Text provided>
-- Begin --

# Trail Riders near San Antonio, Texas



## horseloverd2 (Jan 23, 2009)

Try this:

Horseback Trails and Campgrounds - Horse Trail Riding and Camping

Let me know if it helps.


----------



## Vidaloco (Sep 14, 2007)

I wish I was, so I could come ride with you  I love that area. I've never ridden there but the Canyon Lake area and Guadalupe river state park is very pretty. One of those areas I would like to retire to.


----------



## sparksgirl (Sep 13, 2009)

Hello,
I saw your thread, I dont know if you are in this area yet-- but I live in Bandera, which is less than an hour away -- are you still intrested in trail rides in this area? if so have you heard or have you been to the hill country state park yet? I ride their often and am familiar with the area- it has got to be the best bang for your buck- another area is sistercreek ranch. alittle futher out but really worth the trip


----------



## sparksgirl (Sep 13, 2009)

I would be happy to show you around on some trails.


----------



## Lonestar22 (May 22, 2009)

That area up there is beautiful. Im sure you'll have no problem finding a great place to ride.


----------



## TXROBIN (Sep 17, 2009)

*Riding Group*

You may want to check out TETRA, Texas Equine Trail Riders Asso. They have clubs in different regions of the state and group rides once a month and a quarterly newsletter. I am a member but haven't been on any of the organized rides yet...just google TETRA and you shouldn't have a problem finding it. I am in Austin just north of San Antonio. I prefer weekday riding since I don't get to see much of my hardworking hubby as it is, I like to be home on the weekends when he is off. Maybe we could try to get together some time to ride. There are a lot of nice areas around Austin, Onion Creek, Spicewood Springs, McKinney Falls, Prarie Haynes etc.

-- End --

Set exercise 1>
List each distinct username that posted in the forum thread on trail riding near San Antonio, naming each one only once.
Set exercise 2>
Duplicate everything in the forum thread from "That area up" down to "Prarie Haynes etc.".

Dataset section>

-- Begin --

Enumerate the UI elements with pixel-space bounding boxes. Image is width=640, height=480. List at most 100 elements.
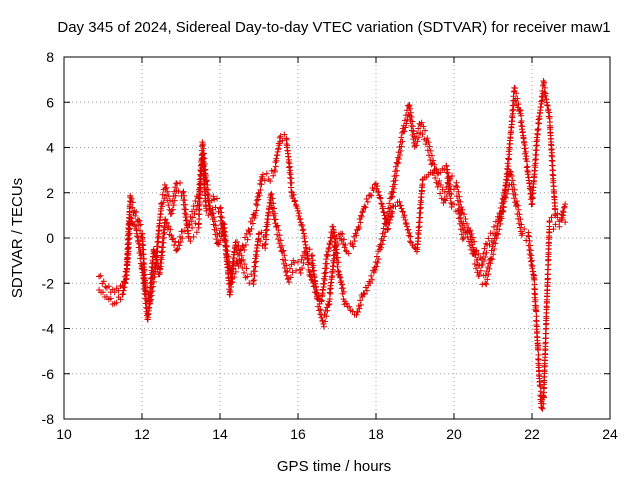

-- End --

Full answer 1>
horseloverd2
Vidaloco
sparksgirl
Lonestar22
TXROBIN

Full answer 2>
That area up there is beautiful. Im sure you'll have no problem finding a great place to ride.


----------



## TXROBIN (Sep 17, 2009)

*Riding Group*

You may want to check out TETRA, Texas Equine Trail Riders Asso. They have clubs in different regions of the state and group rides once a month and a quarterly newsletter. I am a member but haven't been on any of the organized rides yet...just google TETRA and you shouldn't have a problem finding it. I am in Austin just north of San Antonio. I prefer weekday riding since I don't get to see much of my hardworking hubby as it is, I like to be home on the weekends when he is off. Maybe we could try to get together some time to ride. There are a lot of nice areas around Austin, Onion Creek, Spicewood Springs, McKinney Falls, Prarie Haynes etc.